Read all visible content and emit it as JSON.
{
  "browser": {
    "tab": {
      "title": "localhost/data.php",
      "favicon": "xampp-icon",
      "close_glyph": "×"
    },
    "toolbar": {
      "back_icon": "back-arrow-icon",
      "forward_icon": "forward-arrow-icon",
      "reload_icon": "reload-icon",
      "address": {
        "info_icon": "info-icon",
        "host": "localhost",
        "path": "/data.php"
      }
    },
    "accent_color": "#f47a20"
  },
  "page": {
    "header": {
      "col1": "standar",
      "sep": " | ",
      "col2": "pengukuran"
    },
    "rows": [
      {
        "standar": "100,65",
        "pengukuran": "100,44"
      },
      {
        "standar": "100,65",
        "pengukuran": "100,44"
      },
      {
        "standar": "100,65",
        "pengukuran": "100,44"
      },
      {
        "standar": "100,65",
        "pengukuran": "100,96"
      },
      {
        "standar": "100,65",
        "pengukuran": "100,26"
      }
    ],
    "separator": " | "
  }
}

### Task directions
Extract the complete listing above, reproducing each line exactly.

### Result for this exercise
Read all visible content and emit it as JSON.
{
  "browser": {
    "tab": {
      "title": "localhost/data.php",
      "favicon": "xampp-icon",
      "close_glyph": "×"
    },
    "toolbar": {
      "back_icon": "back-arrow-icon",
      "forward_icon": "forward-arrow-icon",
      "reload_icon": "reload-icon",
      "address": {
        "info_icon": "info-icon",
        "host": "localhost",
        "path": "/data.php"
      }
    },
    "accent_color": "#f47a20"
  },
  "page": {
    "header": {
      "col1": "standar",
      "sep": " | ",
      "col2": "pengukuran"
    },
    "rows": [
      {
        "standar": "100,65",
        "pengukuran": "100,44"
      },
      {
        "standar": "100,65",
        "pengukuran": "100,44"
      },
      {
        "standar": "100,65",
        "pengukuran": "100,44"
      },
      {
        "standar": "100,65",
        "pengukuran": "100,96"
      },
      {
        "standar": "100,65",
        "pengukuran": "100,26"
      }
    ],
    "separator": " | "
  }
}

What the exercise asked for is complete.